Print, without any alteration, the lines of the items that begin with the line containing "1480, 1186, 1501]" and end with the line containing "finding-row[interactable]: Two Content", including both of those lines.

──────

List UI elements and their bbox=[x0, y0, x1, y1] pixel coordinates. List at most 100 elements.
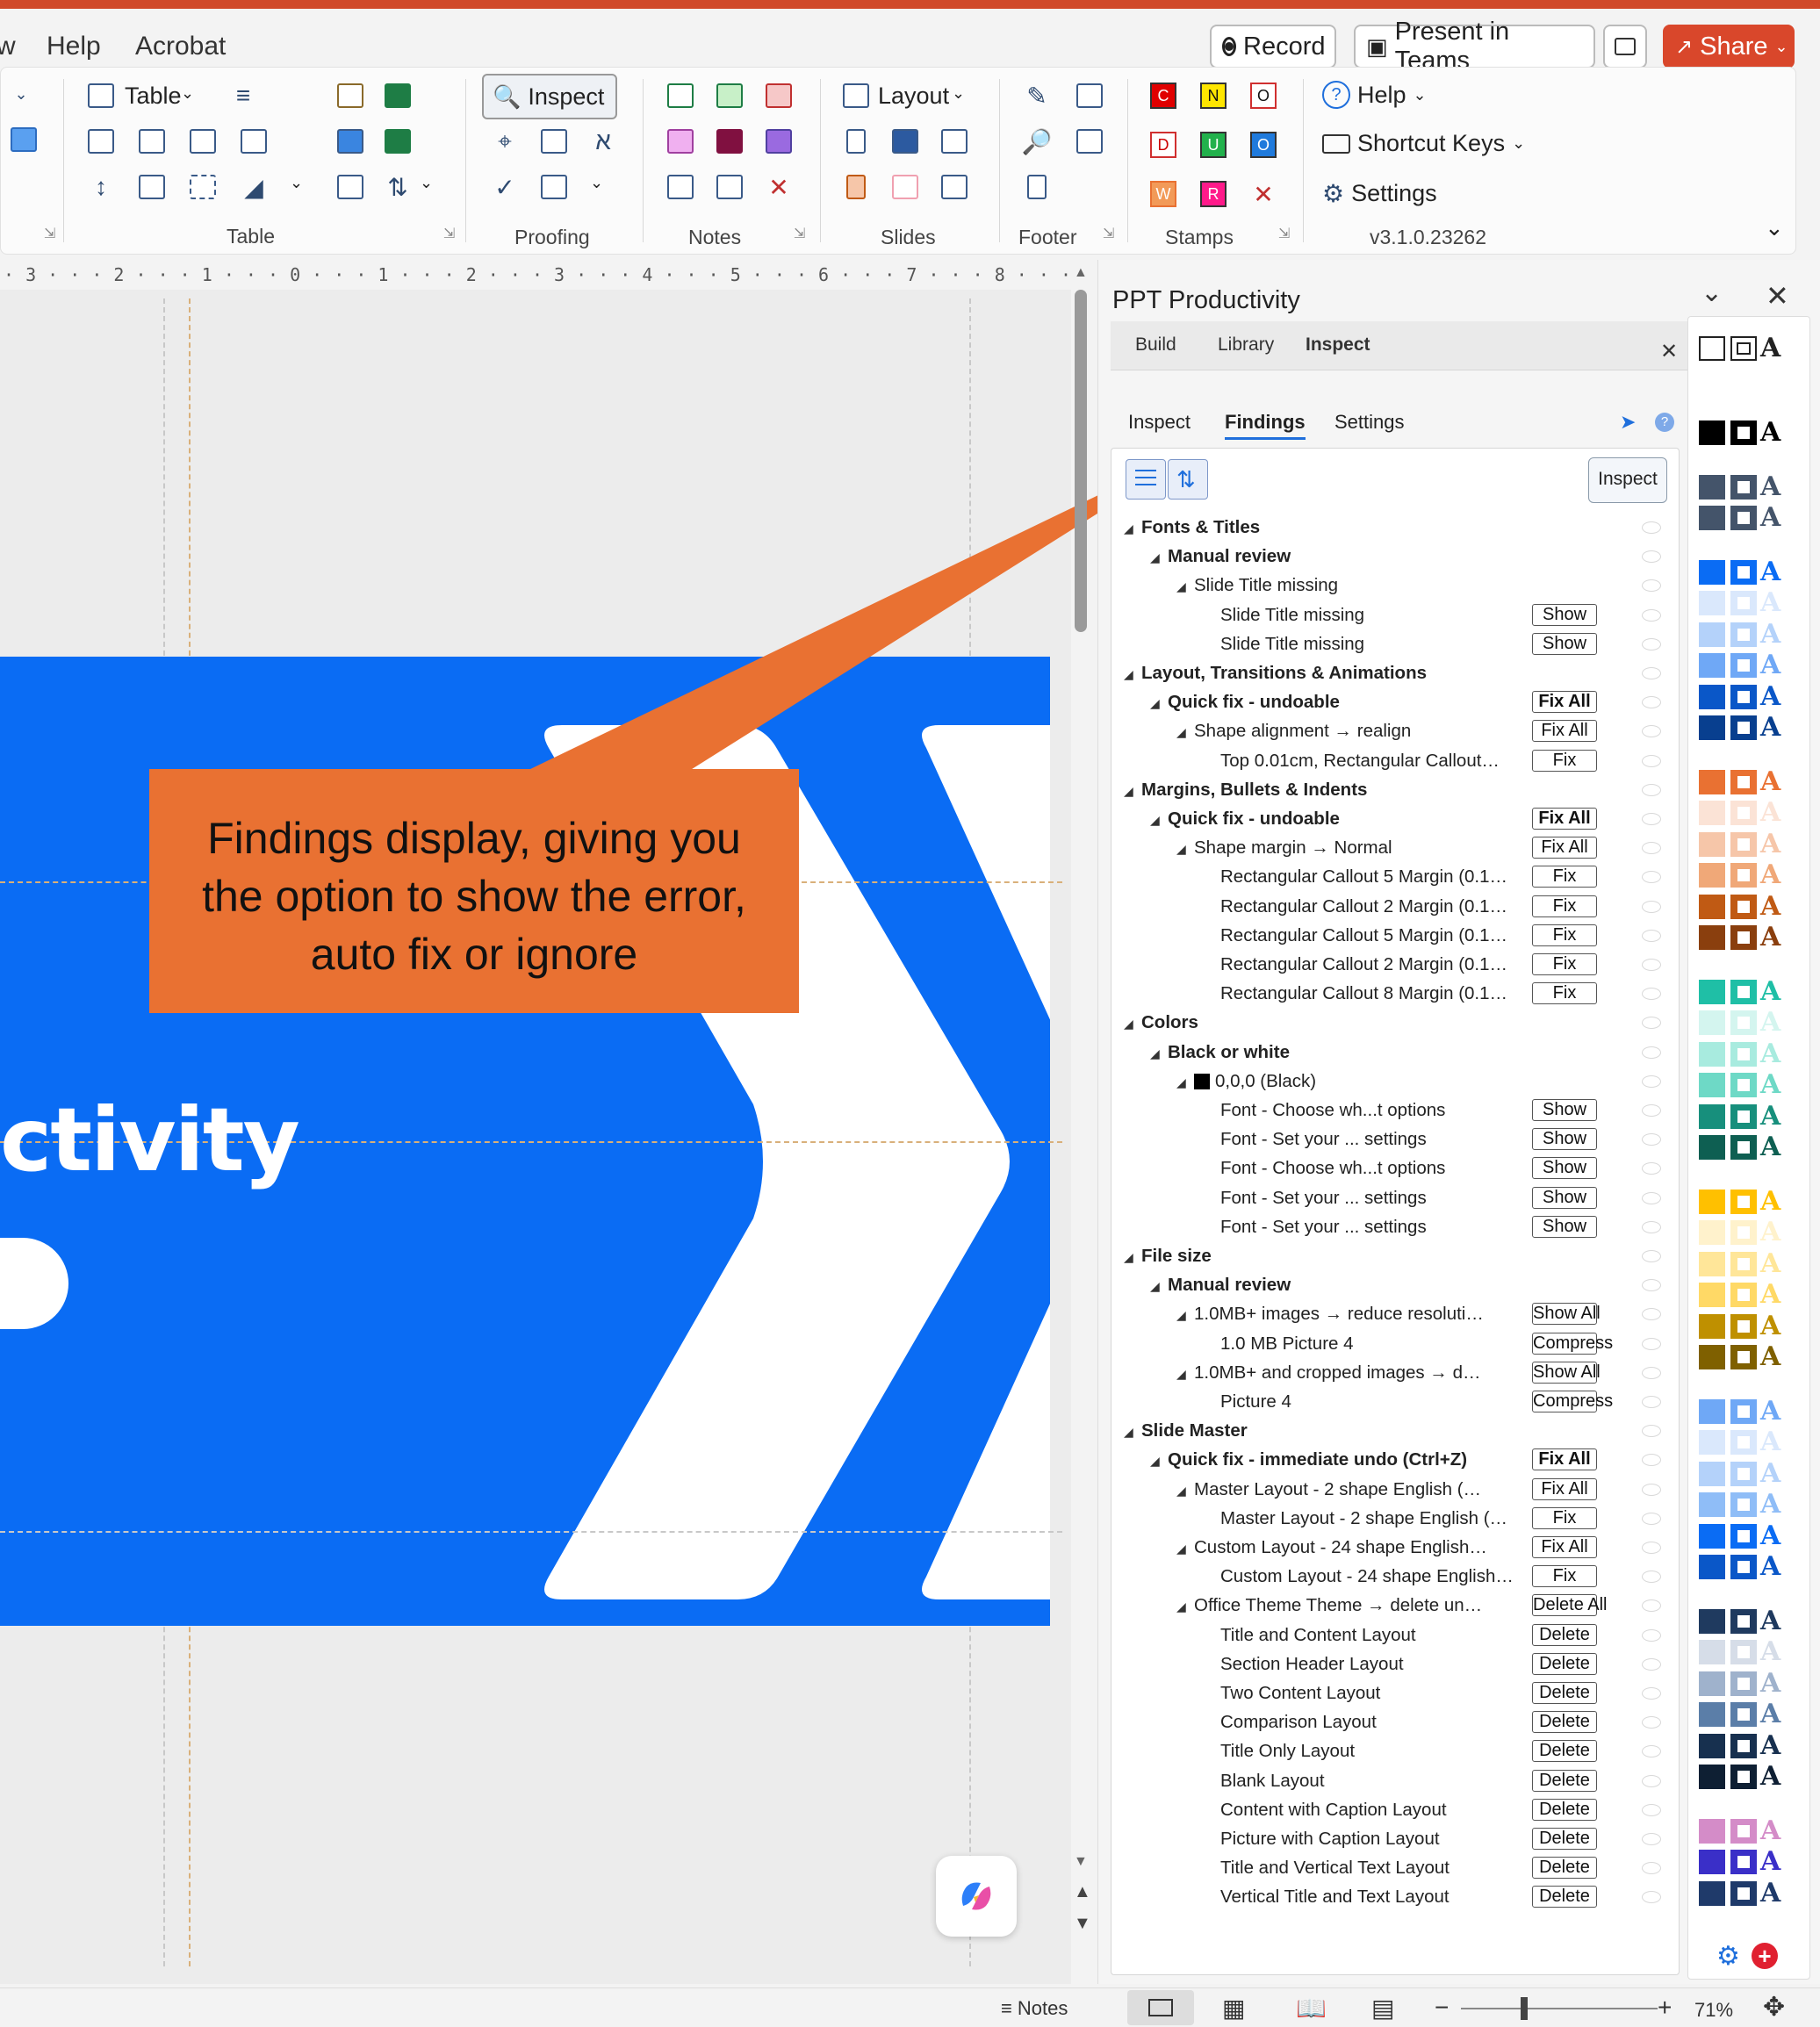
expand-triangle-icon[interactable]: ◢ bbox=[1176, 1480, 1186, 1501]
close-tab-icon[interactable]: ✕ bbox=[1660, 339, 1678, 364]
subtab-findings[interactable]: Findings bbox=[1225, 411, 1306, 440]
font-color-swatch[interactable]: A bbox=[1760, 1282, 1790, 1308]
fill-swatch[interactable] bbox=[1699, 1880, 1725, 1906]
chevron-down-icon[interactable]: ⌄ bbox=[952, 84, 965, 103]
finding-action-button[interactable]: Fix All bbox=[1532, 1536, 1597, 1558]
finding-action-button[interactable]: Show bbox=[1532, 1186, 1597, 1209]
outline-swatch[interactable] bbox=[1730, 769, 1757, 794]
footer-edit-icon[interactable] bbox=[1073, 79, 1106, 112]
outline-swatch[interactable] bbox=[1730, 1283, 1757, 1307]
finding-action-button[interactable]: Delete bbox=[1532, 1798, 1597, 1821]
reading-view-icon[interactable]: 📖 bbox=[1296, 1994, 1327, 2023]
finding-row[interactable]: Two Content Layout Delete bbox=[1111, 1682, 1679, 1704]
finding-row[interactable]: Font - Set your ... settings Show bbox=[1111, 1128, 1679, 1151]
merge-cells-icon[interactable] bbox=[186, 125, 219, 158]
finding-row[interactable]: ◢ File size bbox=[1111, 1246, 1679, 1267]
fill-swatch[interactable] bbox=[1699, 1671, 1725, 1696]
font-color-swatch[interactable]: A bbox=[1760, 1491, 1790, 1518]
finding-action-button[interactable]: Fix All bbox=[1532, 837, 1597, 859]
finding-action-button[interactable]: Fix bbox=[1532, 866, 1597, 888]
present-in-teams-button[interactable]: ▣ Present in Teams bbox=[1354, 18, 1595, 75]
ignore-eye-icon[interactable] bbox=[1642, 1425, 1661, 1438]
expand-triangle-icon[interactable]: ◢ bbox=[1176, 1538, 1186, 1559]
fill-swatch[interactable] bbox=[1699, 863, 1725, 888]
outline-swatch[interactable] bbox=[1730, 1313, 1757, 1339]
font-color-swatch[interactable]: A bbox=[1760, 1460, 1790, 1486]
font-color-swatch[interactable]: A bbox=[1760, 1849, 1790, 1875]
note-green-icon[interactable] bbox=[713, 79, 746, 112]
expand-triangle-icon[interactable]: ◢ bbox=[1176, 1072, 1186, 1093]
ignore-eye-icon[interactable] bbox=[1642, 1628, 1661, 1642]
ignore-eye-icon[interactable] bbox=[1642, 754, 1661, 767]
expand-triangle-icon[interactable]: ◢ bbox=[1150, 1276, 1160, 1297]
finding-action-button[interactable]: Fix All bbox=[1532, 1477, 1597, 1500]
share-button[interactable]: ↗ Share ⌄ bbox=[1663, 25, 1795, 68]
finding-action-button[interactable]: Fix bbox=[1532, 749, 1597, 772]
outline-swatch[interactable] bbox=[1730, 979, 1757, 1004]
ignore-eye-icon[interactable] bbox=[1642, 667, 1661, 679]
crop-icon[interactable]: ⌖ bbox=[488, 125, 522, 158]
font-color-swatch[interactable]: A bbox=[1760, 1522, 1790, 1549]
finding-row[interactable]: Vertical Title and Text Layout Delete bbox=[1111, 1886, 1679, 1908]
stamp-d[interactable]: D bbox=[1150, 132, 1176, 158]
font-color-swatch[interactable]: A bbox=[1760, 1607, 1790, 1634]
outline-swatch[interactable] bbox=[1730, 684, 1757, 709]
expand-triangle-icon[interactable]: ◢ bbox=[1150, 693, 1160, 714]
font-color-swatch[interactable]: A bbox=[1760, 1880, 1790, 1906]
expand-triangle-icon[interactable]: ◢ bbox=[1176, 1305, 1186, 1326]
scroll-thumb[interactable] bbox=[1075, 290, 1087, 632]
split-cells-icon[interactable] bbox=[237, 125, 270, 158]
ignore-eye-icon[interactable] bbox=[1642, 1191, 1661, 1204]
finding-row[interactable]: Rectangular Callout 5 Margin (0.1… Fix bbox=[1111, 866, 1679, 888]
collapse-all-button[interactable] bbox=[1126, 459, 1166, 500]
finding-action-button[interactable]: Delete bbox=[1532, 1886, 1597, 1908]
finding-action-button[interactable]: Delete bbox=[1532, 1682, 1597, 1704]
fill-swatch[interactable] bbox=[1699, 1398, 1725, 1424]
chevron-down-icon[interactable]: ⌄ bbox=[420, 174, 433, 192]
finding-action-button[interactable]: Delete bbox=[1532, 1623, 1597, 1646]
ignore-eye-icon[interactable] bbox=[1642, 842, 1661, 855]
table-dashed-icon[interactable] bbox=[186, 170, 219, 204]
outline-swatch[interactable] bbox=[1730, 1671, 1757, 1696]
expand-triangle-icon[interactable]: ◢ bbox=[1176, 1363, 1186, 1384]
expand-triangle-icon[interactable]: ◢ bbox=[1176, 838, 1186, 859]
expand-triangle-icon[interactable]: ◢ bbox=[1150, 1450, 1160, 1471]
fill-swatch[interactable] bbox=[1699, 1220, 1725, 1245]
ignore-eye-icon[interactable] bbox=[1642, 1599, 1661, 1613]
note-purple-icon[interactable] bbox=[762, 125, 795, 158]
note-dark-icon[interactable] bbox=[713, 125, 746, 158]
table-grid-icon[interactable] bbox=[135, 170, 169, 204]
stamp-c[interactable]: C bbox=[1150, 83, 1176, 109]
note-arrow-icon[interactable] bbox=[713, 170, 746, 204]
font-color-swatch[interactable]: A bbox=[1760, 1344, 1790, 1370]
font-color-swatch[interactable]: A bbox=[1760, 1103, 1790, 1129]
fill-swatch[interactable] bbox=[1699, 1283, 1725, 1307]
send-feedback-icon[interactable]: ➤ bbox=[1620, 411, 1636, 434]
ignore-eye-icon[interactable] bbox=[1642, 696, 1661, 709]
finding-row[interactable]: Title Only Layout Delete bbox=[1111, 1740, 1679, 1763]
finding-row[interactable]: ◢ 0,0,0 (Black) bbox=[1111, 1071, 1679, 1092]
finding-row[interactable]: Comparison Layout Delete bbox=[1111, 1711, 1679, 1734]
expand-triangle-icon[interactable]: ◢ bbox=[1150, 809, 1160, 830]
finding-row[interactable]: Top 0.01cm, Rectangular Callout… Fix bbox=[1111, 749, 1679, 772]
fill-swatch[interactable] bbox=[1699, 925, 1725, 950]
record-button[interactable]: Record bbox=[1210, 25, 1336, 68]
slide-doc-icon[interactable] bbox=[839, 125, 873, 158]
table-diagonal-icon[interactable]: ◢ bbox=[237, 170, 270, 204]
note-move-icon[interactable] bbox=[664, 170, 697, 204]
scroll-up-icon[interactable]: ▲ bbox=[1074, 265, 1088, 281]
ignore-eye-icon[interactable] bbox=[1642, 1483, 1661, 1496]
outline-swatch[interactable] bbox=[1730, 1555, 1757, 1579]
ignore-eye-icon[interactable] bbox=[1642, 1162, 1661, 1175]
finding-row[interactable]: Section Header Layout Delete bbox=[1111, 1652, 1679, 1675]
outline-swatch[interactable] bbox=[1730, 1492, 1757, 1517]
vertical-scrollbar[interactable]: ▲ ▼ ▲ ▼ bbox=[1073, 263, 1091, 1984]
fill-swatch[interactable] bbox=[1699, 591, 1725, 615]
finding-row[interactable]: Font - Set your ... settings Show bbox=[1111, 1186, 1679, 1209]
ignore-eye-icon[interactable] bbox=[1642, 1745, 1661, 1758]
ignore-eye-icon[interactable] bbox=[1642, 1454, 1661, 1467]
note-icon[interactable] bbox=[664, 79, 697, 112]
zoom-in-icon[interactable]: + bbox=[1658, 1994, 1672, 2022]
fill-swatch[interactable] bbox=[1699, 1640, 1725, 1664]
ignore-eye-icon[interactable] bbox=[1642, 1104, 1661, 1117]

──────

SOLUTION TO THE EXERCISE =
expand-triangle-icon[interactable]: ◢ bbox=[1176, 1480, 1186, 1501]
close-tab-icon[interactable]: ✕ bbox=[1660, 339, 1678, 364]
subtab-findings[interactable]: Findings bbox=[1225, 411, 1306, 440]
font-color-swatch[interactable]: A bbox=[1760, 1282, 1790, 1308]
fill-swatch[interactable] bbox=[1699, 1880, 1725, 1906]
chevron-down-icon[interactable]: ⌄ bbox=[952, 84, 965, 103]
finding-action-button[interactable]: Fix All bbox=[1532, 1536, 1597, 1558]
finding-action-button[interactable]: Show bbox=[1532, 1186, 1597, 1209]
outline-swatch[interactable] bbox=[1730, 769, 1757, 794]
footer-edit-icon[interactable] bbox=[1073, 79, 1106, 112]
outline-swatch[interactable] bbox=[1730, 1283, 1757, 1307]
finding-action-button[interactable]: Delete bbox=[1532, 1798, 1597, 1821]
reading-view-icon[interactable]: 📖 bbox=[1296, 1994, 1327, 2023]
finding-row[interactable]: Two Content Layout Delete bbox=[1111, 1682, 1679, 1704]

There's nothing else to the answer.